▶ **Required work**
In the listing below, pick out lines with "ylabel".

▶ **Rows from a figure dataset**
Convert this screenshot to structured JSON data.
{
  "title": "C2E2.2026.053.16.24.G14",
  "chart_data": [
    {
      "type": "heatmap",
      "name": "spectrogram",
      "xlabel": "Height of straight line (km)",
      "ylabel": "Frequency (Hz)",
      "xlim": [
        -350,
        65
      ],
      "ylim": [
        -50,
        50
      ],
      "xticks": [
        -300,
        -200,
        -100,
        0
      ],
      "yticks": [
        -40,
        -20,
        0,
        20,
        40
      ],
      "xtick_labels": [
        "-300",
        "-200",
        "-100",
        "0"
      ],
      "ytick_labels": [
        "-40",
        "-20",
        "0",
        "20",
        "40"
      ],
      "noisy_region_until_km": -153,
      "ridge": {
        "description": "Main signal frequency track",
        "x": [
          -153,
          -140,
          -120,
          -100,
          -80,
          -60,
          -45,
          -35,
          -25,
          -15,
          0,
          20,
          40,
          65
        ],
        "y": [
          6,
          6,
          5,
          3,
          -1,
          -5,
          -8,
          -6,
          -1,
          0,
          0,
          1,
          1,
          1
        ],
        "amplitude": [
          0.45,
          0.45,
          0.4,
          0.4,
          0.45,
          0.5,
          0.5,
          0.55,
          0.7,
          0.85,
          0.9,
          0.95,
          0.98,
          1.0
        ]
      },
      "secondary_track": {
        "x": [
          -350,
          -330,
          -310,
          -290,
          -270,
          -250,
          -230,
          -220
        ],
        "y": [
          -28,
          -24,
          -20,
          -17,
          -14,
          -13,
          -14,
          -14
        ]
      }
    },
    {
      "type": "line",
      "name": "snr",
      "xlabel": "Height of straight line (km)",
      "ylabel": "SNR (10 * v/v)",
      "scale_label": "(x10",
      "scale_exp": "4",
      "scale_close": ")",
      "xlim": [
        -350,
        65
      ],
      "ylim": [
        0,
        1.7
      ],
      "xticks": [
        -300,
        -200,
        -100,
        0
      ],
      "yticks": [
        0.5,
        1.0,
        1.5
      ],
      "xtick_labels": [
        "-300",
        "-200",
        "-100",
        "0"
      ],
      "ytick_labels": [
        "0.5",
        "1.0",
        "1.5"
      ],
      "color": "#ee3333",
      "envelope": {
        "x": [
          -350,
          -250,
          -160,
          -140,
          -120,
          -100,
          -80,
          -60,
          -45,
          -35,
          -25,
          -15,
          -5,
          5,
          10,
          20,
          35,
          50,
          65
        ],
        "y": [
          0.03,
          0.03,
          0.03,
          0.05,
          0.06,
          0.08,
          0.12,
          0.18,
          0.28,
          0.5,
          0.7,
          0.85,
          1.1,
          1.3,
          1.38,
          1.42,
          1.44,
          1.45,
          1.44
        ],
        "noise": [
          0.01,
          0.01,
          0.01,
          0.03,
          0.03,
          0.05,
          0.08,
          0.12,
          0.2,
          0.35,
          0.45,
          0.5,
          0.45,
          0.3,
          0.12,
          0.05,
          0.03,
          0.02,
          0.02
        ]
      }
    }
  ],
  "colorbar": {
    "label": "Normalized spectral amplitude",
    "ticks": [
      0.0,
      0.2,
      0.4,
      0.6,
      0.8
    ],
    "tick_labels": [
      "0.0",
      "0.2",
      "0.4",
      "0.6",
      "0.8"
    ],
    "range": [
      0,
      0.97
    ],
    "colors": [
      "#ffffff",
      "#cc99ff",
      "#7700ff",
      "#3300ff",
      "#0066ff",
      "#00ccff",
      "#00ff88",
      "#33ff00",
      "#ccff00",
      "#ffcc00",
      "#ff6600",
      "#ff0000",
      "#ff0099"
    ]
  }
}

▶ **Solution below**
      "ylabel": "Frequency (Hz)",
      "ylabel": "SNR (10 * v/v)",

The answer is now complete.